YOUR GOAL => An exact copy of the records is required, minus the pictures they hold.

WORKING DATA =>
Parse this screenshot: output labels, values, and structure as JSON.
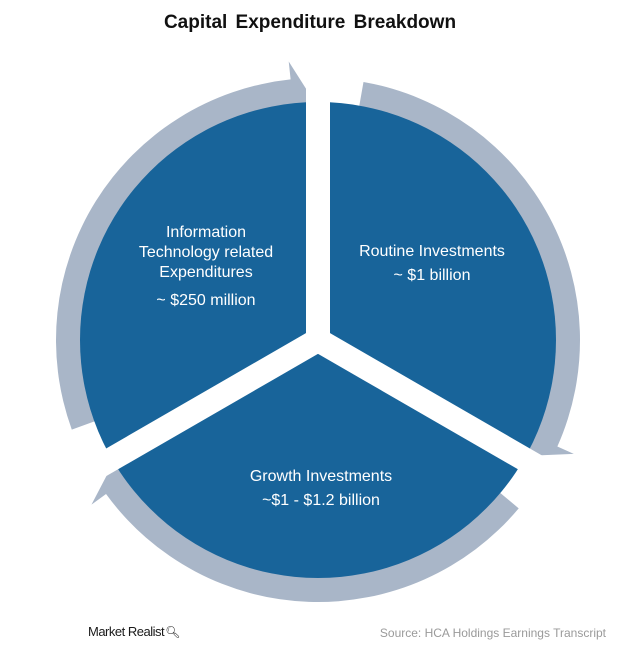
{
  "title": "Capital Expenditure Breakdown",
  "colors": {
    "segment": "#18649A",
    "arrow": "#A9B6C8",
    "background": "#FFFFFF"
  },
  "segments": [
    {
      "lines": [
        "Information",
        "Technology related",
        "Expenditures",
        "~ $250 million"
      ]
    },
    {
      "lines": [
        "Routine Investments",
        "~ $1 billion"
      ]
    },
    {
      "lines": [
        "Growth Investments",
        "~$1 - $1.2 billion"
      ]
    }
  ],
  "footer": {
    "brand": "Market Realist",
    "source": "Source: HCA Holdings Earnings Transcript"
  }
}
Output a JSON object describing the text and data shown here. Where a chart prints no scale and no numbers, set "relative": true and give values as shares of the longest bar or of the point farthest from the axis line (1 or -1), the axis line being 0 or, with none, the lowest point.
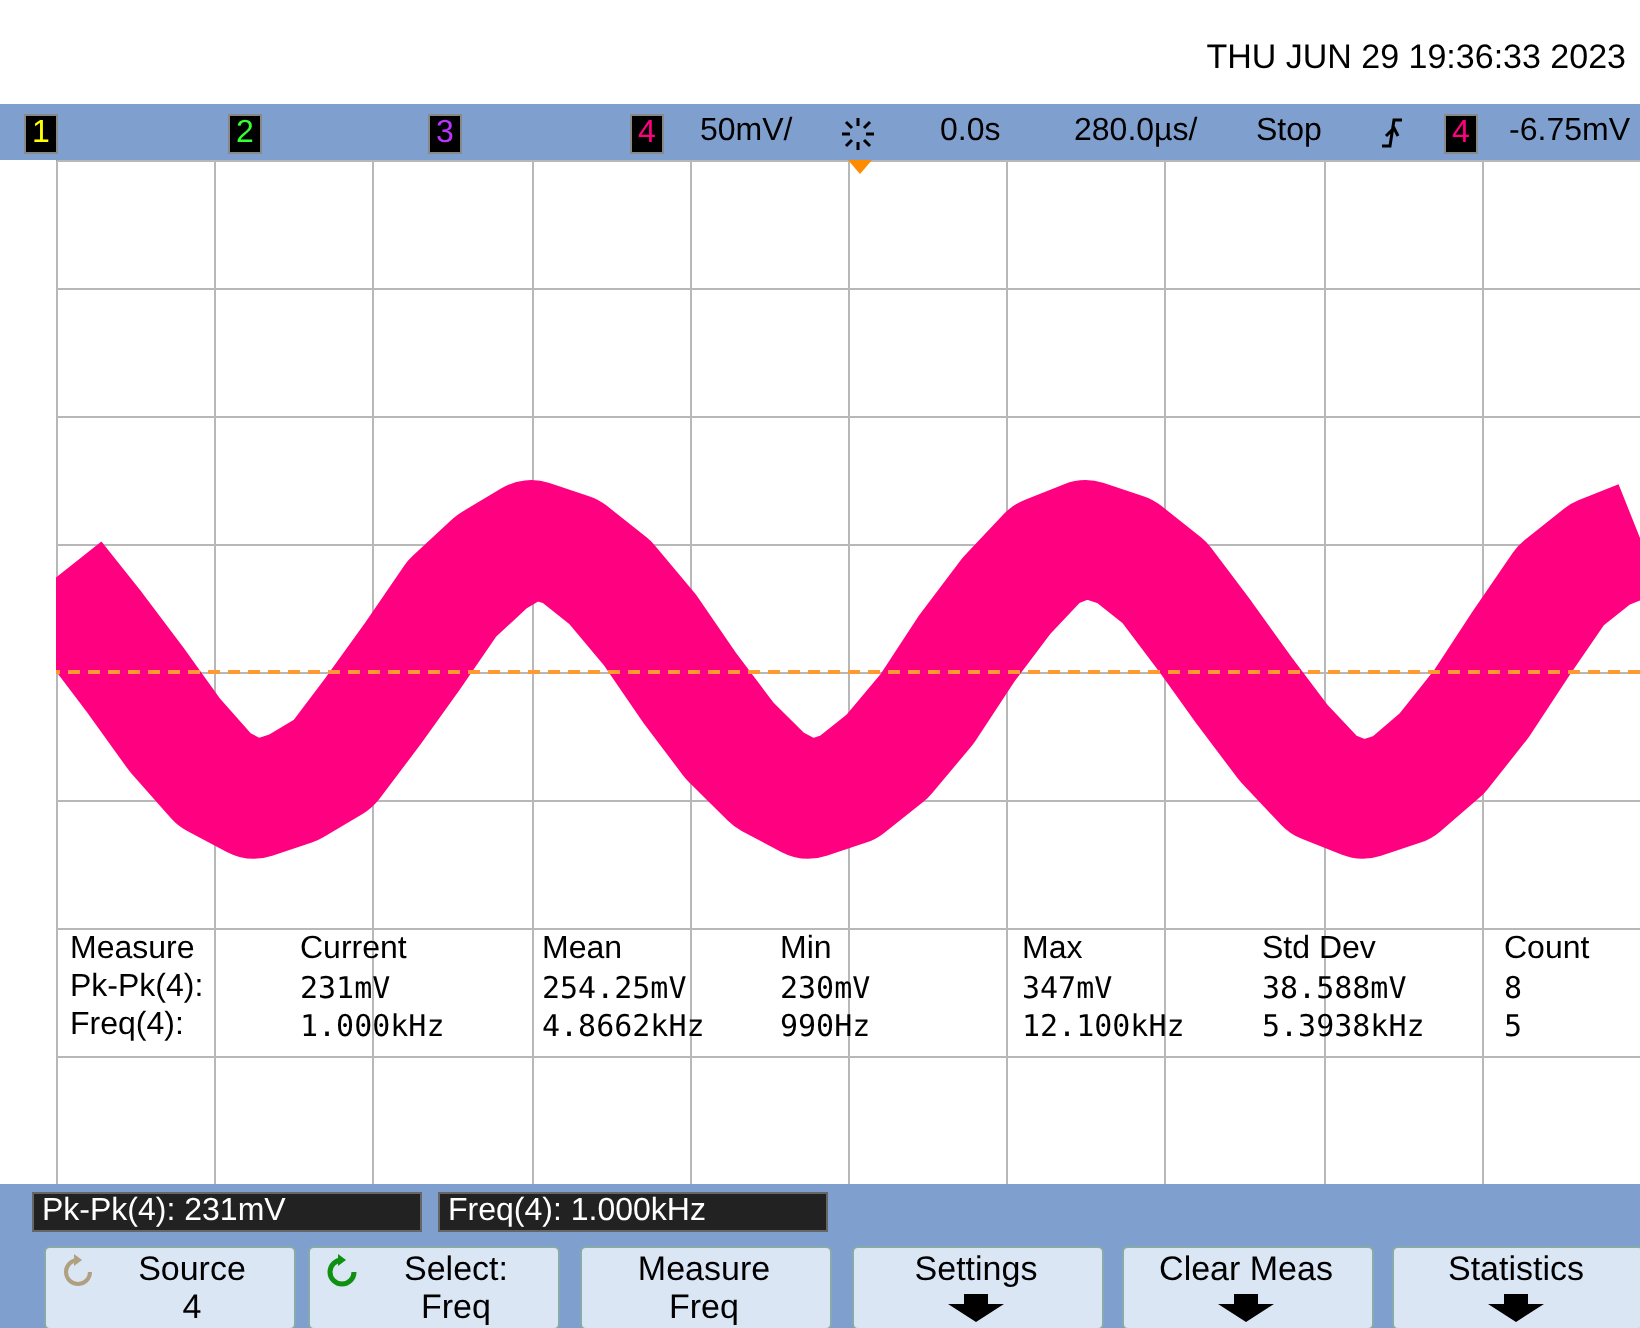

ANSWER FOR THE TASK =>
Parse this screenshot: output labels, values, and structure as JSON.
{
  "title": "Capital Expenditure Breakdown",
  "colors": {
    "segment": "#18649A",
    "arrow": "#A9B6C8",
    "background": "#FFFFFF"
  },
  "segments": [
    {
      "lines": [
        "Information",
        "Technology related",
        "Expenditures",
        "~ $250 million"
      ]
    },
    {
      "lines": [
        "Routine Investments",
        "~ $1 billion"
      ]
    },
    {
      "lines": [
        "Growth Investments",
        "~$1 - $1.2 billion"
      ]
    }
  ],
  "footer": {
    "brand": "Market Realist",
    "source": "Source: HCA Holdings Earnings Transcript"
  }
}
Output a JSON object describing the text and data shown here. Where a chart prints no scale and no numbers, set "relative": true and give values as shares of the longest bar or of the point farthest from the axis line (1 or -1), the axis line being 0 or, with none, the lowest point.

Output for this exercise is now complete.